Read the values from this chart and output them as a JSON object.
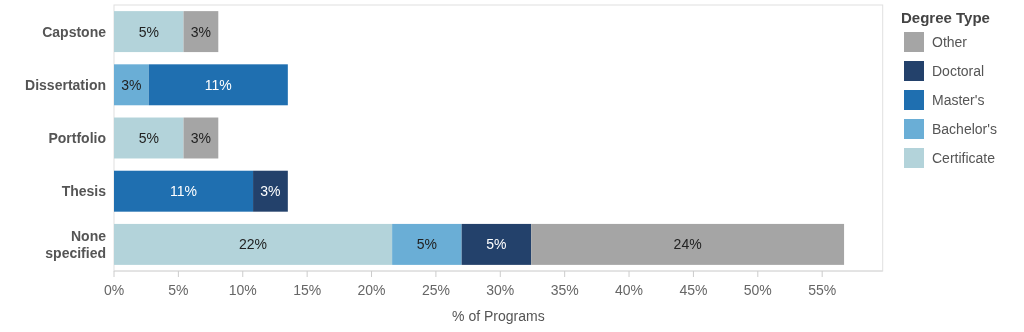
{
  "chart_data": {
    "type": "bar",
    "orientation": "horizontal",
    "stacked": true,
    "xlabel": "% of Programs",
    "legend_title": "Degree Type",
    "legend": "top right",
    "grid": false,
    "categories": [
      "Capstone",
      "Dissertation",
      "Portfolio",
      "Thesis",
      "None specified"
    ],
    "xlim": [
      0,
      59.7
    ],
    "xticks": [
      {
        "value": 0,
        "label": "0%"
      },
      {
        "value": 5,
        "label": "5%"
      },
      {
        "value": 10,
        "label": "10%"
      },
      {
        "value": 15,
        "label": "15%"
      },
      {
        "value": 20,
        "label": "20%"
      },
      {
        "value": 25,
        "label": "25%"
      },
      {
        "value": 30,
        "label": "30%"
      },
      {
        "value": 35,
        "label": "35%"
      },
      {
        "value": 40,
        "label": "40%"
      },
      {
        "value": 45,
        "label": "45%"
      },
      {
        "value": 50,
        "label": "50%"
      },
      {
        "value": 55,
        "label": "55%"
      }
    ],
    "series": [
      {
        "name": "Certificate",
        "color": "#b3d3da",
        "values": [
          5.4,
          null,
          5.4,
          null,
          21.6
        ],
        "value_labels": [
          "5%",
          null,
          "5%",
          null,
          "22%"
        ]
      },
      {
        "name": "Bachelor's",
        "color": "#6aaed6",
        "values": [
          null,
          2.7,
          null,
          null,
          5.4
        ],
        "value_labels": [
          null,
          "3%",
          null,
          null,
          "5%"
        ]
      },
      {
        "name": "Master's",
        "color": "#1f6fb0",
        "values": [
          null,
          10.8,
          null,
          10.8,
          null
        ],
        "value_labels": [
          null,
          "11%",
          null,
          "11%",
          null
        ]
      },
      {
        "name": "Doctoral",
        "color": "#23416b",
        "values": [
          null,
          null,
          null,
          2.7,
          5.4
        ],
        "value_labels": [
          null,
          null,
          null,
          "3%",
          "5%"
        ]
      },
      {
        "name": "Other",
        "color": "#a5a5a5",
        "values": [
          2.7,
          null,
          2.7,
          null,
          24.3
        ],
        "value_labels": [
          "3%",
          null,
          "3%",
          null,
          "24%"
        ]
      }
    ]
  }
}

- GIVEN EXERCISE: What is the number of lines in the data that hold the string "name"? Answer with the number only.

- RESPONSE TO THE EXERCISE: 5